Task details.
Locate each line with the string "xlabel" in the listing below and copy it.

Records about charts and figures
┌────────

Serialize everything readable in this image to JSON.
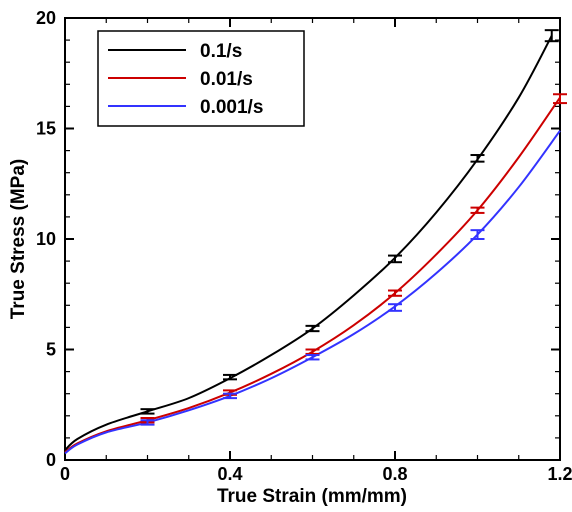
{
  "chart_data": {
    "type": "line",
    "title": "",
    "xlabel": "True Strain (mm/mm)",
    "ylabel": "True Stress (MPa)",
    "xlim": [
      0,
      1.2
    ],
    "ylim": [
      0,
      20
    ],
    "x_ticks": [
      0,
      0.4,
      0.8,
      1.2
    ],
    "x_tick_labels": [
      "0",
      "0.4",
      "0.8",
      "1.2"
    ],
    "y_ticks": [
      0,
      5,
      10,
      15,
      20
    ],
    "y_tick_labels": [
      "0",
      "5",
      "10",
      "15",
      "20"
    ],
    "grid": false,
    "legend_position": "top-left",
    "series": [
      {
        "name": "0.1/s",
        "color": "#000000",
        "curve": [
          [
            0,
            0.45
          ],
          [
            0.03,
            0.95
          ],
          [
            0.1,
            1.6
          ],
          [
            0.2,
            2.2
          ],
          [
            0.3,
            2.8
          ],
          [
            0.4,
            3.7
          ],
          [
            0.5,
            4.75
          ],
          [
            0.6,
            5.95
          ],
          [
            0.7,
            7.45
          ],
          [
            0.8,
            9.15
          ],
          [
            0.9,
            11.2
          ],
          [
            1.0,
            13.6
          ],
          [
            1.1,
            16.4
          ],
          [
            1.18,
            19.2
          ]
        ],
        "error_bars": [
          {
            "x": 0.2,
            "y": 2.2,
            "err": 0.1
          },
          {
            "x": 0.4,
            "y": 3.75,
            "err": 0.1
          },
          {
            "x": 0.6,
            "y": 5.95,
            "err": 0.12
          },
          {
            "x": 0.8,
            "y": 9.1,
            "err": 0.15
          },
          {
            "x": 1.0,
            "y": 13.65,
            "err": 0.15
          },
          {
            "x": 1.18,
            "y": 19.2,
            "err": 0.25
          }
        ]
      },
      {
        "name": "0.01/s",
        "color": "#cc0000",
        "curve": [
          [
            0,
            0.35
          ],
          [
            0.03,
            0.75
          ],
          [
            0.1,
            1.3
          ],
          [
            0.2,
            1.8
          ],
          [
            0.3,
            2.35
          ],
          [
            0.4,
            3.05
          ],
          [
            0.5,
            3.9
          ],
          [
            0.6,
            4.9
          ],
          [
            0.7,
            6.1
          ],
          [
            0.8,
            7.55
          ],
          [
            0.9,
            9.3
          ],
          [
            1.0,
            11.3
          ],
          [
            1.1,
            13.7
          ],
          [
            1.2,
            16.4
          ]
        ],
        "error_bars": [
          {
            "x": 0.2,
            "y": 1.8,
            "err": 0.1
          },
          {
            "x": 0.4,
            "y": 3.05,
            "err": 0.1
          },
          {
            "x": 0.6,
            "y": 4.9,
            "err": 0.1
          },
          {
            "x": 0.8,
            "y": 7.55,
            "err": 0.12
          },
          {
            "x": 1.0,
            "y": 11.3,
            "err": 0.12
          },
          {
            "x": 1.2,
            "y": 16.35,
            "err": 0.2
          }
        ]
      },
      {
        "name": "0.001/s",
        "color": "#3333ff",
        "curve": [
          [
            0,
            0.3
          ],
          [
            0.03,
            0.7
          ],
          [
            0.1,
            1.25
          ],
          [
            0.2,
            1.7
          ],
          [
            0.3,
            2.25
          ],
          [
            0.4,
            2.9
          ],
          [
            0.5,
            3.7
          ],
          [
            0.6,
            4.65
          ],
          [
            0.7,
            5.7
          ],
          [
            0.8,
            6.95
          ],
          [
            0.9,
            8.45
          ],
          [
            1.0,
            10.2
          ],
          [
            1.1,
            12.35
          ],
          [
            1.2,
            14.9
          ]
        ],
        "error_bars": [
          {
            "x": 0.2,
            "y": 1.7,
            "err": 0.1
          },
          {
            "x": 0.4,
            "y": 2.9,
            "err": 0.1
          },
          {
            "x": 0.6,
            "y": 4.65,
            "err": 0.1
          },
          {
            "x": 0.8,
            "y": 6.9,
            "err": 0.15
          },
          {
            "x": 1.0,
            "y": 10.2,
            "err": 0.2
          }
        ]
      }
    ]
  }
}
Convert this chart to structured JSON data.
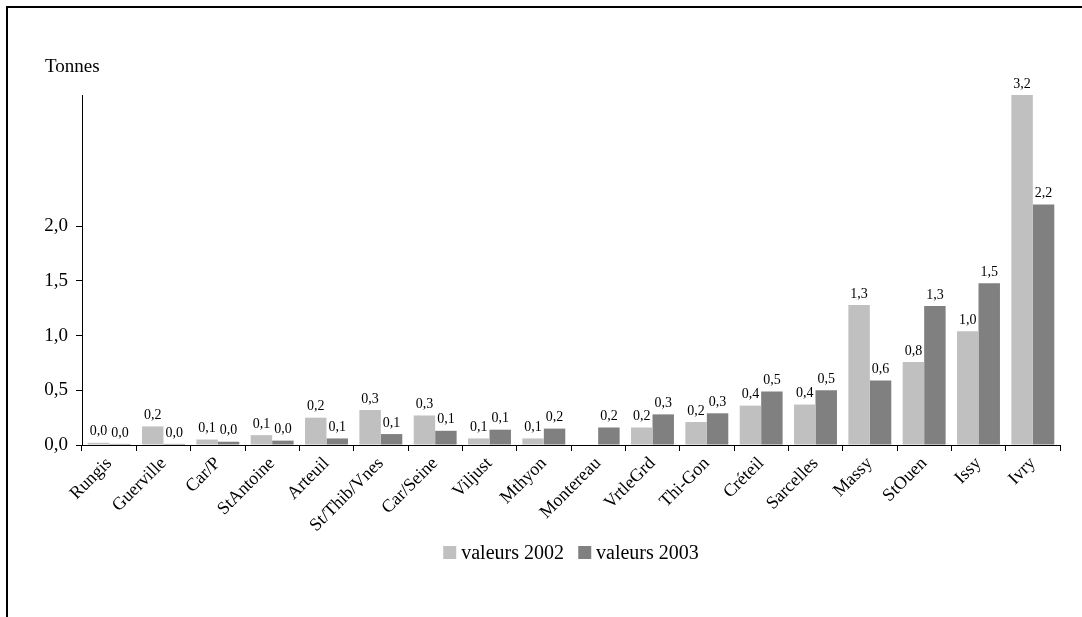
{
  "chart_data": {
    "type": "bar",
    "ylabel": "Tonnes",
    "categories": [
      "Rungis",
      "Guerville",
      "Car/P",
      "StAntoine",
      "Arteuil",
      "St/Thib/Vnes",
      "Car/Seine",
      "Viljust",
      "Mthyon",
      "Montereau",
      "VrtleGrd",
      "Thi-Gon",
      "Créteil",
      "Sarcelles",
      "Massy",
      "StOuen",
      "Issy",
      "Ivry"
    ],
    "series": [
      {
        "name": "valeurs 2002",
        "color": "#c0c0c0",
        "values": [
          0.02,
          0.17,
          0.05,
          0.09,
          0.25,
          0.32,
          0.27,
          0.06,
          0.06,
          null,
          0.16,
          0.21,
          0.36,
          0.37,
          1.28,
          0.76,
          1.04,
          3.2
        ],
        "value_labels": [
          "0,0",
          "0,2",
          "0,1",
          "0,1",
          "0,2",
          "0,3",
          "0,3",
          "0,1",
          "0,1",
          null,
          "0,2",
          "0,2",
          "0,4",
          "0,4",
          "1,3",
          "0,8",
          "1,0",
          "3,2"
        ]
      },
      {
        "name": "valeurs 2003",
        "color": "#808080",
        "values": [
          0.01,
          0.01,
          0.03,
          0.04,
          0.06,
          0.1,
          0.13,
          0.14,
          0.15,
          0.16,
          0.28,
          0.29,
          0.49,
          0.5,
          0.59,
          1.27,
          1.48,
          2.2
        ],
        "value_labels": [
          "0,0",
          "0,0",
          "0,0",
          "0,0",
          "0,1",
          "0,1",
          "0,1",
          "0,1",
          "0,2",
          "0,2",
          "0,3",
          "0,3",
          "0,5",
          "0,5",
          "0,6",
          "1,3",
          "1,5",
          "2,2"
        ]
      }
    ],
    "ylim": [
      0,
      3.2
    ],
    "yticks": [
      {
        "value": 0,
        "label": "0,0"
      },
      {
        "value": 0.5,
        "label": "0,5"
      },
      {
        "value": 1,
        "label": "1,0"
      },
      {
        "value": 1.5,
        "label": "1,5"
      },
      {
        "value": 2,
        "label": "2,0"
      }
    ],
    "grid": false,
    "legend": "bottom"
  }
}
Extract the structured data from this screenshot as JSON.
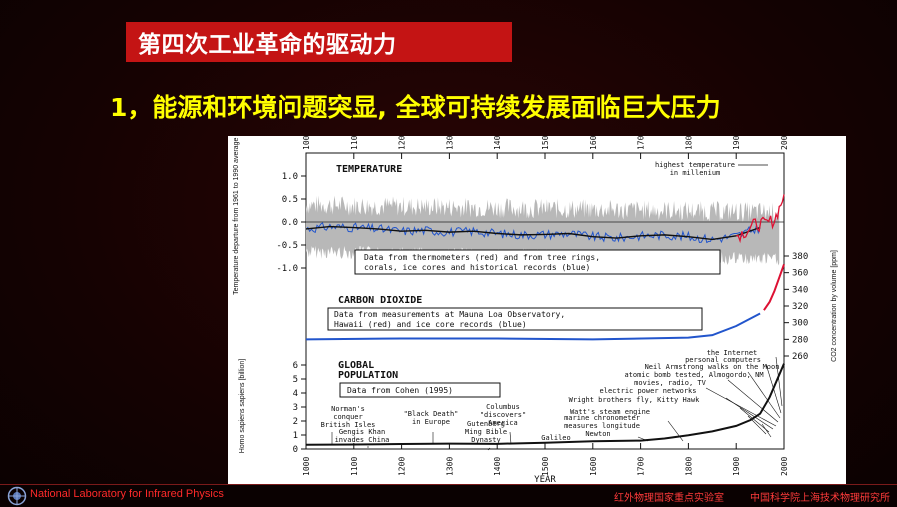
{
  "slide": {
    "title": "第四次工业革命的驱动力",
    "subtitle": "1，能源和环境问题突显, 全球可持续发展面临巨大压力"
  },
  "footer": {
    "lab_en": "National Laboratory for Infrared Physics",
    "lab_cn": "红外物理国家重点实验室",
    "institute_cn": "中国科学院上海技术物理研究所"
  },
  "colors": {
    "title_bg": "#c41414",
    "subtitle": "#ffff00",
    "footer_text": "#ff2a2a",
    "series_blue": "#2255cc",
    "series_red": "#dd1133"
  },
  "chart_data": {
    "type": "line",
    "x_axis": {
      "label": "YEAR",
      "range": [
        1000,
        2000
      ],
      "ticks": [
        "1000",
        "1100",
        "1200",
        "1300",
        "1400",
        "1500",
        "1600",
        "1700",
        "1800",
        "1900",
        "2000"
      ]
    },
    "panels": [
      {
        "title": "TEMPERATURE",
        "ylabel": "Temperature departure from 1961 to 1990 average [K]",
        "ylim": [
          -1.0,
          1.0
        ],
        "yticks": [
          "1.0",
          "0.5",
          "0.0",
          "-0.5",
          "-1.0"
        ],
        "annotation_top": "highest temperature in millenium",
        "note": "Data from thermometers (red) and from tree rings, corals, ice cores and historical records (blue)",
        "series": [
          {
            "color": "blue",
            "x": [
              1000,
              1050,
              1100,
              1150,
              1200,
              1250,
              1300,
              1350,
              1400,
              1450,
              1500,
              1550,
              1600,
              1650,
              1700,
              1750,
              1800,
              1850,
              1900,
              1950
            ],
            "values": [
              -0.15,
              -0.1,
              -0.12,
              -0.15,
              -0.2,
              -0.18,
              -0.22,
              -0.2,
              -0.25,
              -0.28,
              -0.27,
              -0.25,
              -0.32,
              -0.35,
              -0.3,
              -0.28,
              -0.32,
              -0.38,
              -0.3,
              -0.12
            ]
          },
          {
            "color": "red",
            "x": [
              1900,
              1920,
              1940,
              1960,
              1980,
              1990,
              2000
            ],
            "values": [
              -0.3,
              -0.2,
              -0.05,
              -0.05,
              0.05,
              0.3,
              0.6
            ]
          }
        ]
      },
      {
        "title": "CARBON DIOXIDE",
        "ylabel": "CO2 concentration by volume [ppm]",
        "ylim": [
          260,
          380
        ],
        "yticks": [
          "380",
          "360",
          "340",
          "320",
          "300",
          "280",
          "260"
        ],
        "note": "Data from measurements at Mauna Loa Observatory, Hawaii (red) and ice core records (blue)",
        "series": [
          {
            "color": "blue",
            "x": [
              1000,
              1200,
              1400,
              1600,
              1800,
              1850,
              1900,
              1950
            ],
            "values": [
              280,
              281,
              281,
              280,
              282,
              285,
              296,
              311
            ]
          },
          {
            "color": "red",
            "x": [
              1958,
              1970,
              1980,
              1990,
              2000
            ],
            "values": [
              315,
              325,
              338,
              354,
              370
            ]
          }
        ]
      },
      {
        "title": "GLOBAL POPULATION",
        "ylabel": "Homo sapiens sapiens [billion]",
        "ylim": [
          0,
          6
        ],
        "yticks": [
          "6",
          "5",
          "4",
          "3",
          "2",
          "1",
          "0"
        ],
        "note": "Data from Cohen (1995)",
        "series": [
          {
            "color": "black",
            "x": [
              1000,
              1100,
              1200,
              1300,
              1400,
              1500,
              1600,
              1700,
              1750,
              1800,
              1850,
              1900,
              1930,
              1950,
              1970,
              1990,
              2000
            ],
            "values": [
              0.3,
              0.32,
              0.36,
              0.38,
              0.37,
              0.45,
              0.55,
              0.6,
              0.75,
              0.98,
              1.26,
              1.65,
              2.07,
              2.52,
              3.7,
              5.3,
              6.1
            ]
          }
        ],
        "annotations": [
          {
            "lines": [
              "Norman's",
              "conquer",
              "British Isles"
            ]
          },
          {
            "lines": [
              "Gengis Khan",
              "invades China"
            ]
          },
          {
            "lines": [
              "\"Black Death\"",
              "in Europe"
            ]
          },
          {
            "lines": [
              "Gutenberg",
              "Ming  Bible",
              "Dynasty"
            ]
          },
          {
            "lines": [
              "Columbus",
              "\"discovers\"",
              "America"
            ]
          },
          {
            "lines": [
              "Galileo"
            ]
          },
          {
            "lines": [
              "Newton"
            ]
          },
          {
            "lines": [
              "marine chronometer",
              "measures longitude"
            ]
          },
          {
            "lines": [
              "Watt's steam engine"
            ]
          },
          {
            "lines": [
              "Wright brothers fly, Kitty Hawk"
            ]
          },
          {
            "lines": [
              "electric power networks"
            ]
          },
          {
            "lines": [
              "movies, radio, TV"
            ]
          },
          {
            "lines": [
              "atomic bomb tested, Almogordo, NM"
            ]
          },
          {
            "lines": [
              "Neil Armstrong walks on the Moon"
            ]
          },
          {
            "lines": [
              "personal computers"
            ]
          },
          {
            "lines": [
              "the Internet"
            ]
          }
        ]
      }
    ]
  }
}
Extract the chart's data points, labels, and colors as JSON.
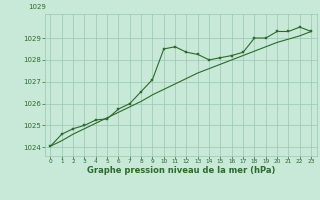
{
  "x": [
    0,
    1,
    2,
    3,
    4,
    5,
    6,
    7,
    8,
    9,
    10,
    11,
    12,
    13,
    14,
    15,
    16,
    17,
    18,
    19,
    20,
    21,
    22,
    23
  ],
  "y_main": [
    1024.05,
    1024.6,
    1024.85,
    1025.0,
    1025.25,
    1025.3,
    1025.75,
    1026.0,
    1026.55,
    1027.1,
    1028.5,
    1028.6,
    1028.35,
    1028.25,
    1028.0,
    1028.1,
    1028.2,
    1028.35,
    1029.0,
    1029.0,
    1029.3,
    1029.3,
    1029.5,
    1029.3
  ],
  "y_trend": [
    1024.05,
    1024.3,
    1024.6,
    1024.85,
    1025.1,
    1025.35,
    1025.6,
    1025.85,
    1026.1,
    1026.4,
    1026.65,
    1026.9,
    1027.15,
    1027.4,
    1027.6,
    1027.8,
    1028.0,
    1028.2,
    1028.4,
    1028.6,
    1028.8,
    1028.95,
    1029.1,
    1029.3
  ],
  "line_color": "#2d6a2d",
  "bg_color": "#c8e8d8",
  "grid_color": "#98c8b0",
  "xlabel": "Graphe pression niveau de la mer (hPa)",
  "ylim": [
    1023.6,
    1030.1
  ],
  "xlim": [
    -0.5,
    23.5
  ],
  "yticks": [
    1024,
    1025,
    1026,
    1027,
    1028,
    1029
  ],
  "xticks": [
    0,
    1,
    2,
    3,
    4,
    5,
    6,
    7,
    8,
    9,
    10,
    11,
    12,
    13,
    14,
    15,
    16,
    17,
    18,
    19,
    20,
    21,
    22,
    23
  ],
  "top_label": "1029",
  "marker_size": 2.0,
  "line_width": 0.8
}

└────────

Complete response.
    "xlabel": "True Strain (mm/mm)",
  "xlabel": "Graphe pression niveau de la mer (hPa)",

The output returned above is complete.